EXERCISE: Output the full listing below exactly as it reads, and skip anything that is a picture.

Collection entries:
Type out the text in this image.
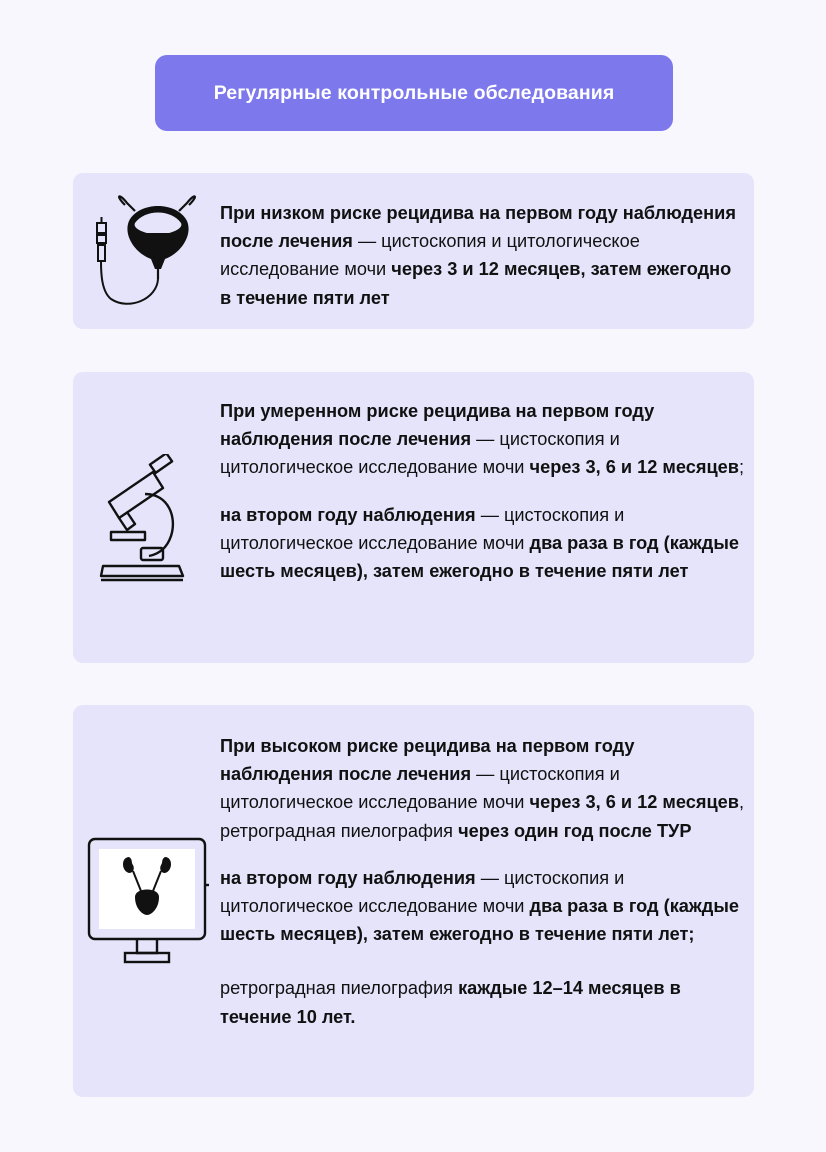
Регулярные контрольные обследования

При низком риске рецидива на первом году наблюдения после лечения — цистоскопия и цитологическое исследование мочи через 3 и 12 месяцев, затем ежегодно в течение пяти лет

При умеренном риске рецидива на первом году наблюдения после лечения — цистоскопия и цитологическое исследование мочи через 3, 6 и 12 месяцев;

на втором году наблюдения — цистоскопия и цитологическое исследование мочи два раза в год (каждые шесть месяцев), затем ежегодно в течение пяти лет

При высоком риске рецидива на первом году наблюдения после лечения — цистоскопия и цитологическое исследование мочи через 3, 6 и 12 месяцев, ретроградная пиелография через один год после ТУР

на втором году наблюдения — цистоскопия и цитологическое исследование мочи два раза в год (каждые шесть месяцев), затем ежегодно в течение пяти лет;

ретроградная пиелография каждые 12–14 месяцев в течение 10 лет.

WRITTEN REPLY:
Type out the text in this image.
Регулярные контрольные обследования

При низком риске рецидива на первом году наблюдения после лечения — цистоскопия и цитологическое исследование мочи через 3 и 12 месяцев, затем ежегодно в течение пяти лет

При умеренном риске рецидива на первом году наблюдения после лечения — цистоскопия и цитологическое исследование мочи через 3, 6 и 12 месяцев;

на втором году наблюдения — цистоскопия и цитологическое исследование мочи два раза в год (каждые шесть месяцев), затем ежегодно в течение пяти лет

При высоком риске рецидива на первом году наблюдения после лечения — цистоскопия и цитологическое исследование мочи через 3, 6 и 12 месяцев, ретроградная пиелография через один год после ТУР

на втором году наблюдения — цистоскопия и цитологическое исследование мочи два раза в год (каждые шесть месяцев), затем ежегодно в течение пяти лет;

ретроградная пиелография каждые 12–14 месяцев в течение 10 лет.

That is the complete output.